Find the lines holding "likes" and copy them.

#### SOURCE DATA

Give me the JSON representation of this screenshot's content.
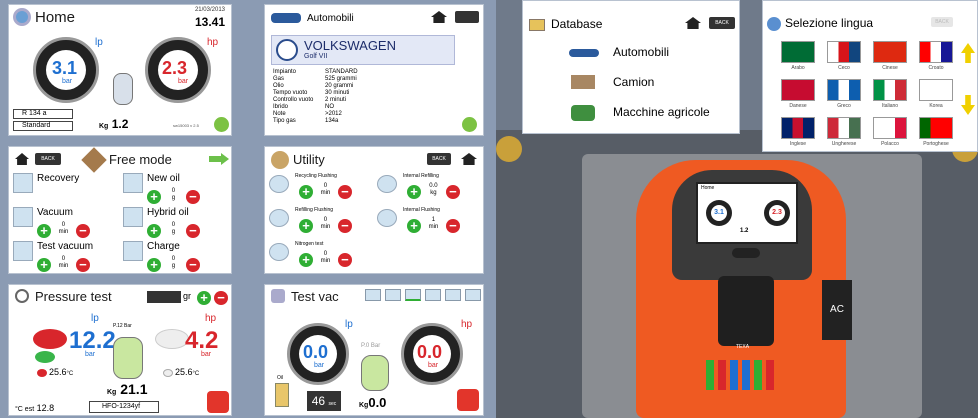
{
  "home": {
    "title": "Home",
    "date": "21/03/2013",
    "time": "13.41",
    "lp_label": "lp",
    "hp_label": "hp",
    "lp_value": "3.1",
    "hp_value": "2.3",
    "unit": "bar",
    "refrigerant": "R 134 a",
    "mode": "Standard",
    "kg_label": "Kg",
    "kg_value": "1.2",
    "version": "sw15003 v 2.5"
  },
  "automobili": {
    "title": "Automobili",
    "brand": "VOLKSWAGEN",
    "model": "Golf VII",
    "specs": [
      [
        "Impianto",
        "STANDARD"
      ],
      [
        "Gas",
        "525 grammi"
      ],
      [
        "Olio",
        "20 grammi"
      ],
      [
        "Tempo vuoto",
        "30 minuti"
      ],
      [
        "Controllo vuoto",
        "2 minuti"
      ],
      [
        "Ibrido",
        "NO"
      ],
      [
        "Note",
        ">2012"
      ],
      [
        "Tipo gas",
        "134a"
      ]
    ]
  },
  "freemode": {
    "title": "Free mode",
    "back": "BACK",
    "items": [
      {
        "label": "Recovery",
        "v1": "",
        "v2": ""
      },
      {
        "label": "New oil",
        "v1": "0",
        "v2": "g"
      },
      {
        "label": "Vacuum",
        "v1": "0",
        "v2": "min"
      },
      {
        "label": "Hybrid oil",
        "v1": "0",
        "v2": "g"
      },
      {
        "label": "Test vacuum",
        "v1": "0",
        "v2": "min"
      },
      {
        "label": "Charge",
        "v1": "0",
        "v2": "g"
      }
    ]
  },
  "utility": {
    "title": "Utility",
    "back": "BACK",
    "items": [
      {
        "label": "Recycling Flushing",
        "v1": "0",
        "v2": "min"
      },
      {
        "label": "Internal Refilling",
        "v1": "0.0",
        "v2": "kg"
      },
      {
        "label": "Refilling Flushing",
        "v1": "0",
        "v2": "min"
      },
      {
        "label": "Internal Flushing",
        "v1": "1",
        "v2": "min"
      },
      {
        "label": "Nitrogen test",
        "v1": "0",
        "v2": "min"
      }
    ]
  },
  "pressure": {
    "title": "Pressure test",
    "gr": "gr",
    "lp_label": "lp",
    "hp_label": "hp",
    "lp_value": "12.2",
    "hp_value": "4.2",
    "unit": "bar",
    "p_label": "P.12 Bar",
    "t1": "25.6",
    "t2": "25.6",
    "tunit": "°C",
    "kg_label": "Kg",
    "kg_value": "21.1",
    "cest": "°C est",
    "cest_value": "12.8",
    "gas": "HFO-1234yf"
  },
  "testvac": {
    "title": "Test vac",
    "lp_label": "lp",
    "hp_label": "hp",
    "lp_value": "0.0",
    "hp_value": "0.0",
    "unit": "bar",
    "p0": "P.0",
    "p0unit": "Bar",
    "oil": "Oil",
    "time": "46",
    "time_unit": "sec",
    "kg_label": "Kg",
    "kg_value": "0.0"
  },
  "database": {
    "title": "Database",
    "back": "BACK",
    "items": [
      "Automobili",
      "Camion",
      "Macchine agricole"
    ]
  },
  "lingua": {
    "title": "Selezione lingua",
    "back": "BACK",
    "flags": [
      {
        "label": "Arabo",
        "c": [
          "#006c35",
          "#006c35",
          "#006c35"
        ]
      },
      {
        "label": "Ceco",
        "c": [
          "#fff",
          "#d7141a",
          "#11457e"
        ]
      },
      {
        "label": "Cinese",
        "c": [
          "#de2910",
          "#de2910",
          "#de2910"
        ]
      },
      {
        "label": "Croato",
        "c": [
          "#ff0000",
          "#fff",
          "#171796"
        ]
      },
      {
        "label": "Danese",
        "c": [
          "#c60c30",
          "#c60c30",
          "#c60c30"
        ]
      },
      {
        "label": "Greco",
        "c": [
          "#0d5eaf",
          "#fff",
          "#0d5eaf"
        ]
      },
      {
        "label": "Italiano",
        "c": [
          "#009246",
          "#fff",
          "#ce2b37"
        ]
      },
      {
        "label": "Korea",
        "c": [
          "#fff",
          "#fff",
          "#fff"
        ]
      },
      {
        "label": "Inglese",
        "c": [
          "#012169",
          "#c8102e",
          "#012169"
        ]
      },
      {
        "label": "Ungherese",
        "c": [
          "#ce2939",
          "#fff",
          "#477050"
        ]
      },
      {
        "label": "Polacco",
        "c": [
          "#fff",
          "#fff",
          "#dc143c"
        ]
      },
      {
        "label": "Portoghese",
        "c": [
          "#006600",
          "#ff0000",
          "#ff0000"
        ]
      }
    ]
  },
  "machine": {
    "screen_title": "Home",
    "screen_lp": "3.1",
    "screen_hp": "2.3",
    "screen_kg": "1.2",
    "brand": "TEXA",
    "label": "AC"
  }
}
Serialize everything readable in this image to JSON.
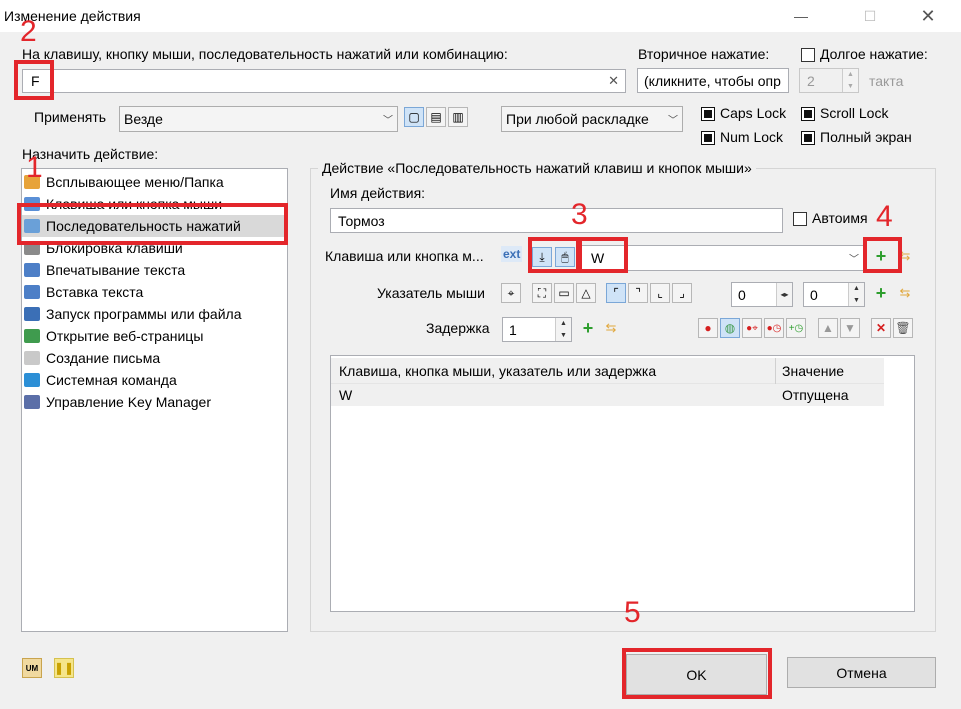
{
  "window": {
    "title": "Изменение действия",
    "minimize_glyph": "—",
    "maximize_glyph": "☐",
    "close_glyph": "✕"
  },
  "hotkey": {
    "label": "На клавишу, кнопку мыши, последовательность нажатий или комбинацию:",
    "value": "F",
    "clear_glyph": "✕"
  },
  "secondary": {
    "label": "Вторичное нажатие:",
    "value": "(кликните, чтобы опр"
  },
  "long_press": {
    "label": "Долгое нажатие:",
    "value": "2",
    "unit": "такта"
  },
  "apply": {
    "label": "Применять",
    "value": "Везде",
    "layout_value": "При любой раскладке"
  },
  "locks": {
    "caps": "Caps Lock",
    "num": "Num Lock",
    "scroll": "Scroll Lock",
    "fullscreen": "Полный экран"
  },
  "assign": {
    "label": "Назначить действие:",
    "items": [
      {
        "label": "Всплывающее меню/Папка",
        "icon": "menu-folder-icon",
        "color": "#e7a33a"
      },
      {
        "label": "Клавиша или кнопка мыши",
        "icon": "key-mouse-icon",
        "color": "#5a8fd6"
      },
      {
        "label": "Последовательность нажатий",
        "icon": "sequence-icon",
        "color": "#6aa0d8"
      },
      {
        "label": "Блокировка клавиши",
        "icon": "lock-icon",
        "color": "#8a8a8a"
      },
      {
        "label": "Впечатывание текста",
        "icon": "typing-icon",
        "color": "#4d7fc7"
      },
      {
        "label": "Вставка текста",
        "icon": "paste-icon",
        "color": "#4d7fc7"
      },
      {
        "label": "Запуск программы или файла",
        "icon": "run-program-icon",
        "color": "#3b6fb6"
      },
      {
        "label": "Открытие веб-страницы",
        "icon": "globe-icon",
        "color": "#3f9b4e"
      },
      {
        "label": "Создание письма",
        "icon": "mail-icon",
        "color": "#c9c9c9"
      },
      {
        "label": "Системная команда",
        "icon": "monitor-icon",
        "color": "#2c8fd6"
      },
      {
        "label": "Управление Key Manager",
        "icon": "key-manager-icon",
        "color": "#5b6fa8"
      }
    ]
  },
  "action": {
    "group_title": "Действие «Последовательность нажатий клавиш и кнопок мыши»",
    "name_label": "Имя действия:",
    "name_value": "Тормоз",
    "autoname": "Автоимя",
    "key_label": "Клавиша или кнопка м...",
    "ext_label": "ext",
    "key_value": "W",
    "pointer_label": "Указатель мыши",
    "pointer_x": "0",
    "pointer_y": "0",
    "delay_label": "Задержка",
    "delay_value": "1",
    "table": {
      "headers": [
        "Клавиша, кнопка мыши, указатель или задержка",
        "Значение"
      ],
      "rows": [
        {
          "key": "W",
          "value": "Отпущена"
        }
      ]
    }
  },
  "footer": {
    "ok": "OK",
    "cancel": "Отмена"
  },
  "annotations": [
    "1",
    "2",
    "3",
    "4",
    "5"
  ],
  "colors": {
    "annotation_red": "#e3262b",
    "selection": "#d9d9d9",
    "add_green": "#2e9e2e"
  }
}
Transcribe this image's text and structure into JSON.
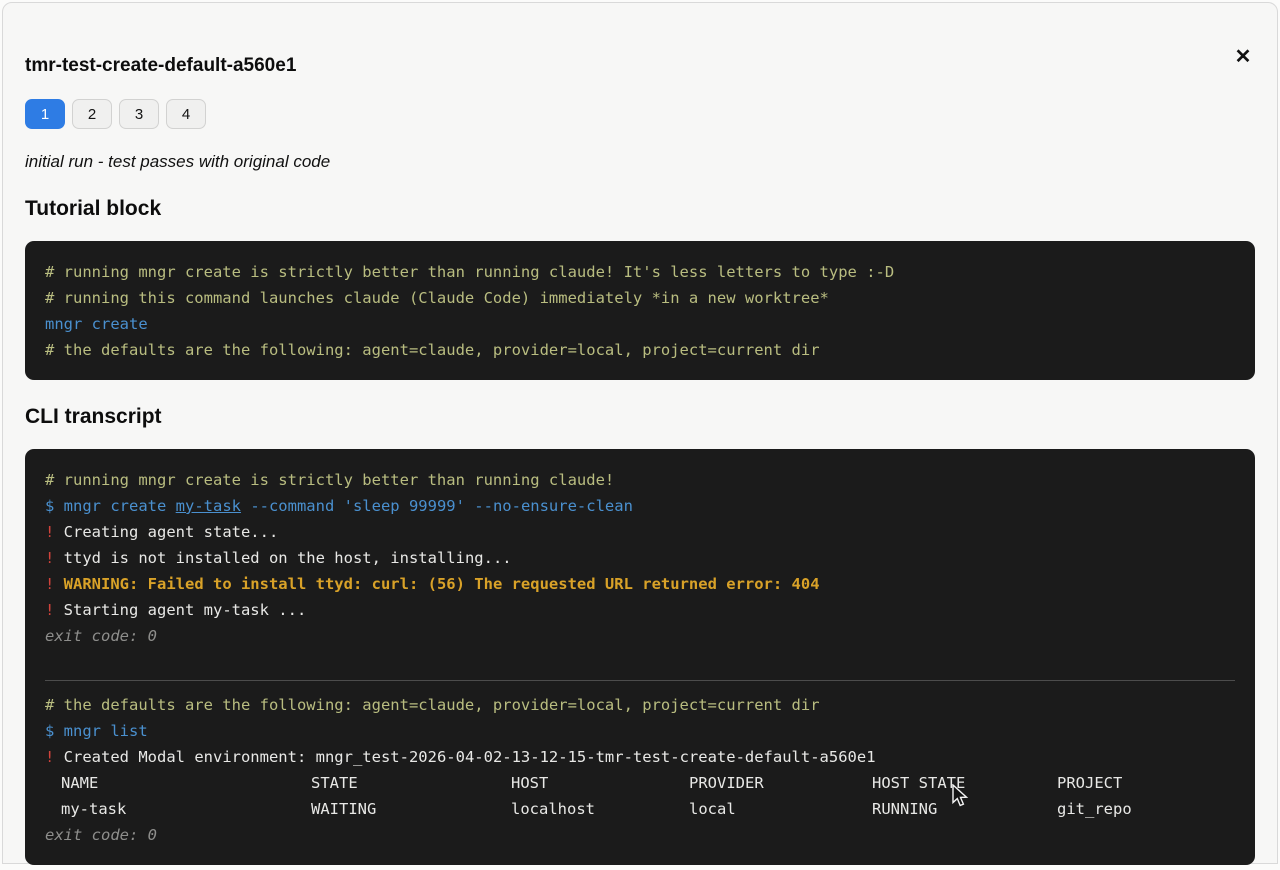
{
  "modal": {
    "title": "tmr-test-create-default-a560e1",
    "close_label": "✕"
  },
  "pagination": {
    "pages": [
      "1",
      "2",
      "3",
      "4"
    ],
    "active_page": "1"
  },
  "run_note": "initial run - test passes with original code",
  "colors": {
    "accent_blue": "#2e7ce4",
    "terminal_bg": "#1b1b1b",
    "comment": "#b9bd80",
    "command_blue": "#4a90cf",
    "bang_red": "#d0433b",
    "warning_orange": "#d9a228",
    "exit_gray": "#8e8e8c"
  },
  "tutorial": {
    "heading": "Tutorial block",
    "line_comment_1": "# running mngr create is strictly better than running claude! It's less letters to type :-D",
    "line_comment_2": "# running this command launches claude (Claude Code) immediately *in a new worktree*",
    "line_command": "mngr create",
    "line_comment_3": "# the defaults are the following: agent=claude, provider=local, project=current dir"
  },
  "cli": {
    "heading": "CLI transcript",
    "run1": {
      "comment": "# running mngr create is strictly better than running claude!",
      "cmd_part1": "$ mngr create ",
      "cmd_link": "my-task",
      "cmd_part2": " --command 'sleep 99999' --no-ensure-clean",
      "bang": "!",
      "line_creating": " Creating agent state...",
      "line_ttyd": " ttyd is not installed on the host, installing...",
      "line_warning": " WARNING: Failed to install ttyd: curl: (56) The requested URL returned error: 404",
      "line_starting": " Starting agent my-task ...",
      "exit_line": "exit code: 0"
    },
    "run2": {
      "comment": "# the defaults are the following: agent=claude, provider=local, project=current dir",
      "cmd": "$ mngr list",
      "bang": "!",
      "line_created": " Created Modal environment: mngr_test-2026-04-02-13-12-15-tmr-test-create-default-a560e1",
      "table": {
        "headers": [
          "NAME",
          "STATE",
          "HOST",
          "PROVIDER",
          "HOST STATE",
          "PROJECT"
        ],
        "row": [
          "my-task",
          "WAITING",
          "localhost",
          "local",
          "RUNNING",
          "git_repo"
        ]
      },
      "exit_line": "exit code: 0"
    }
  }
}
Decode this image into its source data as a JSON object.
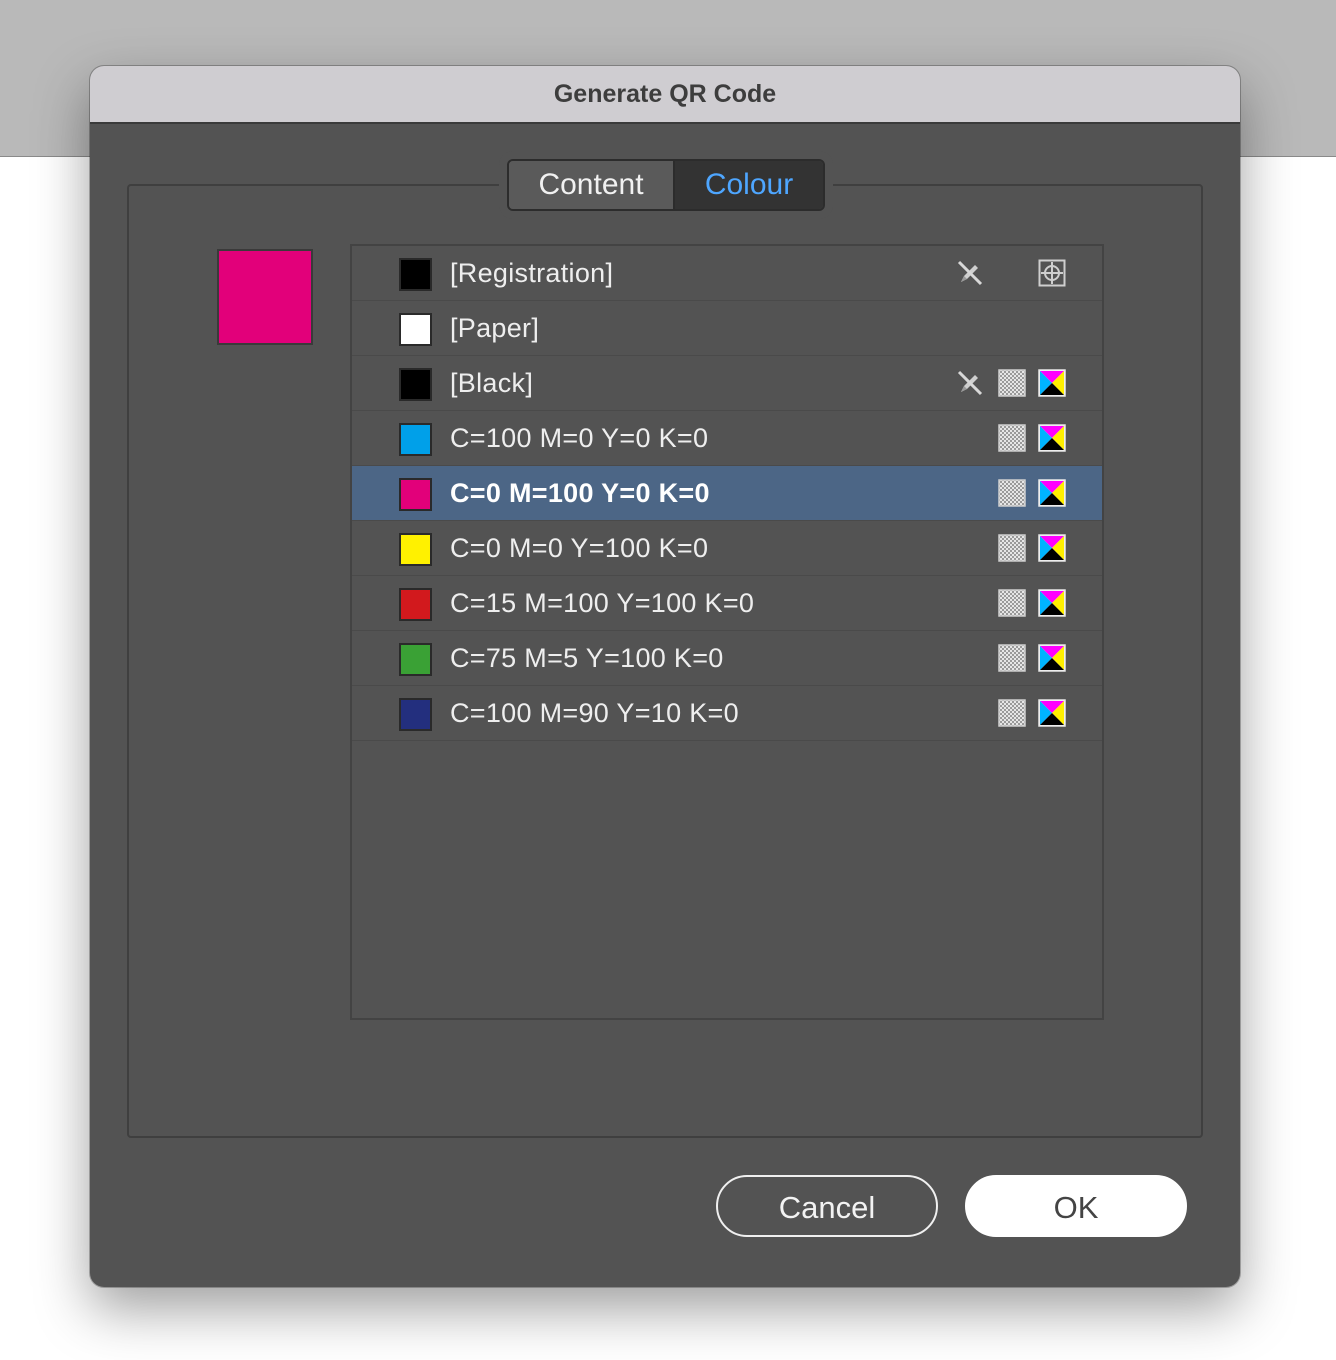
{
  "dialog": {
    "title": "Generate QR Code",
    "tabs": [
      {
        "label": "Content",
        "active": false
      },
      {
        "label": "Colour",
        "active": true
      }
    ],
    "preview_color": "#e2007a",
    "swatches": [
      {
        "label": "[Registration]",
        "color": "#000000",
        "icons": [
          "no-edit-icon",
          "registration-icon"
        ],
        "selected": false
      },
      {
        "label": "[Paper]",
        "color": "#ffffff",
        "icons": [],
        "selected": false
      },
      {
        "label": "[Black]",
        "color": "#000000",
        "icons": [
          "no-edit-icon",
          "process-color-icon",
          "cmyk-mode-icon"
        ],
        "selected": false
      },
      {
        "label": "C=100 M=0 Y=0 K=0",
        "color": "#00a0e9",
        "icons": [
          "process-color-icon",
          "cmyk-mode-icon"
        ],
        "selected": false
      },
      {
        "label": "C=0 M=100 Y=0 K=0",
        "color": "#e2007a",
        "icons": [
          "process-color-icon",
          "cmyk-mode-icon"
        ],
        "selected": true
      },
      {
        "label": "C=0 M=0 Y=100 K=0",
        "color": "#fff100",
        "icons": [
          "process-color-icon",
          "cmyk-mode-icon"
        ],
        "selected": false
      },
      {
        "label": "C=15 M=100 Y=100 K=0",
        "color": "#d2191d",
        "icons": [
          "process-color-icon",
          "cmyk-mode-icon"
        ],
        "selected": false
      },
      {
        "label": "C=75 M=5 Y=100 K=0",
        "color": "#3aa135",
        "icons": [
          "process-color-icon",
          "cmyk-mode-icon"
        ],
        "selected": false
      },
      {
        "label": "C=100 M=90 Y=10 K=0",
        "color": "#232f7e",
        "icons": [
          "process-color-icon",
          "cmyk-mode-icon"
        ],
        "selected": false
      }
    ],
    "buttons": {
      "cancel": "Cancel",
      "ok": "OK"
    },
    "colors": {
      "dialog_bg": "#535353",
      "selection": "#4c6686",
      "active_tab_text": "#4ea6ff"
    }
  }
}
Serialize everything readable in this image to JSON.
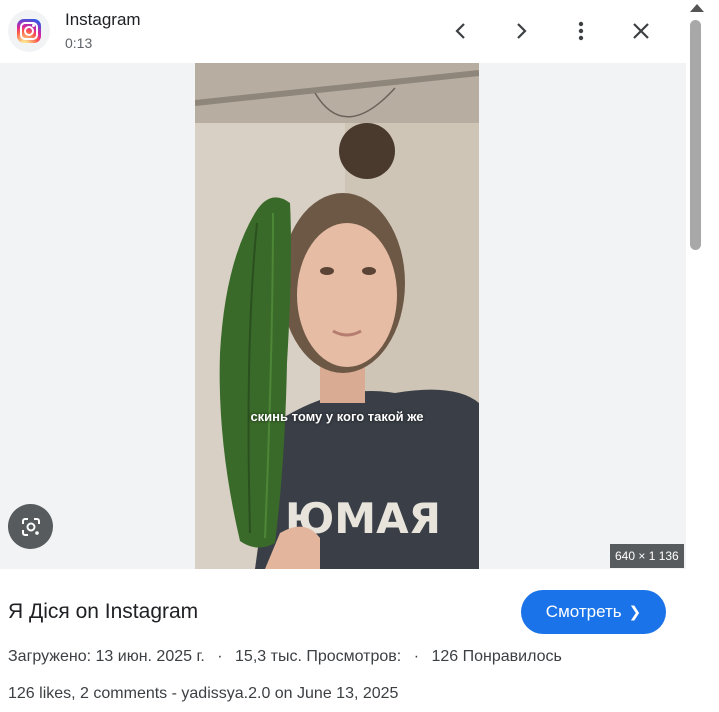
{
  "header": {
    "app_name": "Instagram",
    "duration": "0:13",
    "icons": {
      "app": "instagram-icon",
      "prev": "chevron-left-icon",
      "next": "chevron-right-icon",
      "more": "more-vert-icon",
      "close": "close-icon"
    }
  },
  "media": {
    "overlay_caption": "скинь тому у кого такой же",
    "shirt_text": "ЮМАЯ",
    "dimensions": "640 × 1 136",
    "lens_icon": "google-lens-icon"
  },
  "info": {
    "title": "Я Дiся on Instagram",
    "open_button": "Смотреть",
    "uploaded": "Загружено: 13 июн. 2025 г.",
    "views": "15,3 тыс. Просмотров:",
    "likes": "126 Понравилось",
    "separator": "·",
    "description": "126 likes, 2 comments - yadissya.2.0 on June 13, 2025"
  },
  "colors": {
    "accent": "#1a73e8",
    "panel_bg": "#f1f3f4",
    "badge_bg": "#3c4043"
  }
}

########

(SOLUTION)
    "likes": "126 Понравилось",
    "description": "126 likes, 2 comments - yadissya.2.0 on June 13, 2025"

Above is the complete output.